_EXERCISE_: Copy out the material below in full, but not its images.
[START OF THE DATA]
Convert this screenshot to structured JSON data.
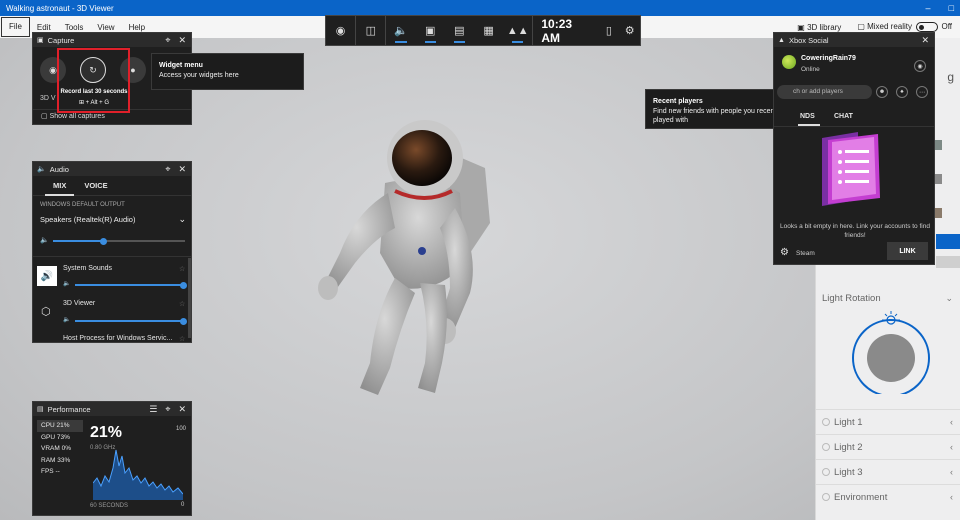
{
  "window": {
    "title": "Walking astronaut - 3D Viewer",
    "minimize_glyph": "–",
    "maximize_glyph": "□"
  },
  "menu": {
    "items": [
      "File",
      "Edit",
      "Tools",
      "View",
      "Help"
    ],
    "library_label": "3D library",
    "mixed_reality_label": "Mixed reality",
    "toggle_state": "Off"
  },
  "gamebar": {
    "time": "10:23 AM",
    "buttons": [
      "xbox-icon",
      "widget-menu-icon",
      "audio-icon",
      "capture-icon",
      "performance-icon",
      "resources-icon",
      "social-icon",
      "controller-icon",
      "settings-icon"
    ]
  },
  "capture": {
    "title": "Capture",
    "record_label": "Record last 30 seconds",
    "record_keys": "⊞ + Alt + G",
    "partial_label": "3D V",
    "show_all": "Show all captures"
  },
  "widget_tooltip": {
    "title": "Widget menu",
    "text": "Access your widgets here"
  },
  "recent_players": {
    "title": "Recent players",
    "text": "Find new friends with people you recently played with"
  },
  "audio": {
    "title": "Audio",
    "tabs": [
      "MIX",
      "VOICE"
    ],
    "output_heading": "WINDOWS DEFAULT OUTPUT",
    "device": "Speakers (Realtek(R) Audio)",
    "apps": [
      {
        "name": "System Sounds",
        "volume": 1.0
      },
      {
        "name": "3D Viewer",
        "volume": 1.0
      },
      {
        "name": "Host Process for Windows Servic..."
      }
    ],
    "master_volume": 0.38
  },
  "performance": {
    "title": "Performance",
    "metrics": [
      {
        "label": "CPU",
        "value": "21%"
      },
      {
        "label": "GPU",
        "value": "73%"
      },
      {
        "label": "VRAM",
        "value": "0%"
      },
      {
        "label": "RAM",
        "value": "33%"
      },
      {
        "label": "FPS",
        "value": "--"
      }
    ],
    "big_value": "21%",
    "freq": "0.80 GHz",
    "max": "100",
    "min": "0",
    "timespan": "60 SECONDS"
  },
  "social": {
    "title": "Xbox Social",
    "username": "CoweringRain79",
    "status": "Online",
    "search_placeholder": "ch or add players",
    "tabs": [
      "NDS",
      "CHAT"
    ],
    "empty_text": "Looks a bit empty in here. Link your accounts to find friends!",
    "steam_label": "Steam",
    "link_label": "LINK"
  },
  "right_panel": {
    "partial_title": "g",
    "light_rotation": "Light Rotation",
    "lights": [
      "Light 1",
      "Light 2",
      "Light 3",
      "Environment"
    ]
  },
  "colors": {
    "accent": "#0a64c8",
    "gamebar_accent": "#3a8de0",
    "highlight": "#e0202a"
  }
}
[END OF THE DATA]
_THE RESULT_:
Convert this screenshot to structured JSON data.
{
  "window": {
    "title": "Walking astronaut - 3D Viewer",
    "minimize_glyph": "–",
    "maximize_glyph": "□"
  },
  "menu": {
    "items": [
      "File",
      "Edit",
      "Tools",
      "View",
      "Help"
    ],
    "library_label": "3D library",
    "mixed_reality_label": "Mixed reality",
    "toggle_state": "Off"
  },
  "gamebar": {
    "time": "10:23 AM",
    "buttons": [
      "xbox-icon",
      "widget-menu-icon",
      "audio-icon",
      "capture-icon",
      "performance-icon",
      "resources-icon",
      "social-icon",
      "controller-icon",
      "settings-icon"
    ]
  },
  "capture": {
    "title": "Capture",
    "record_label": "Record last 30 seconds",
    "record_keys": "⊞ + Alt + G",
    "partial_label": "3D V",
    "show_all": "Show all captures"
  },
  "widget_tooltip": {
    "title": "Widget menu",
    "text": "Access your widgets here"
  },
  "recent_players": {
    "title": "Recent players",
    "text": "Find new friends with people you recently played with"
  },
  "audio": {
    "title": "Audio",
    "tabs": [
      "MIX",
      "VOICE"
    ],
    "output_heading": "WINDOWS DEFAULT OUTPUT",
    "device": "Speakers (Realtek(R) Audio)",
    "apps": [
      {
        "name": "System Sounds",
        "volume": 1.0
      },
      {
        "name": "3D Viewer",
        "volume": 1.0
      },
      {
        "name": "Host Process for Windows Servic..."
      }
    ],
    "master_volume": 0.38
  },
  "performance": {
    "title": "Performance",
    "metrics": [
      {
        "label": "CPU",
        "value": "21%"
      },
      {
        "label": "GPU",
        "value": "73%"
      },
      {
        "label": "VRAM",
        "value": "0%"
      },
      {
        "label": "RAM",
        "value": "33%"
      },
      {
        "label": "FPS",
        "value": "--"
      }
    ],
    "big_value": "21%",
    "freq": "0.80 GHz",
    "max": "100",
    "min": "0",
    "timespan": "60 SECONDS"
  },
  "social": {
    "title": "Xbox Social",
    "username": "CoweringRain79",
    "status": "Online",
    "search_placeholder": "ch or add players",
    "tabs": [
      "NDS",
      "CHAT"
    ],
    "empty_text": "Looks a bit empty in here. Link your accounts to find friends!",
    "steam_label": "Steam",
    "link_label": "LINK"
  },
  "right_panel": {
    "partial_title": "g",
    "light_rotation": "Light Rotation",
    "lights": [
      "Light 1",
      "Light 2",
      "Light 3",
      "Environment"
    ]
  },
  "colors": {
    "accent": "#0a64c8",
    "gamebar_accent": "#3a8de0",
    "highlight": "#e0202a"
  }
}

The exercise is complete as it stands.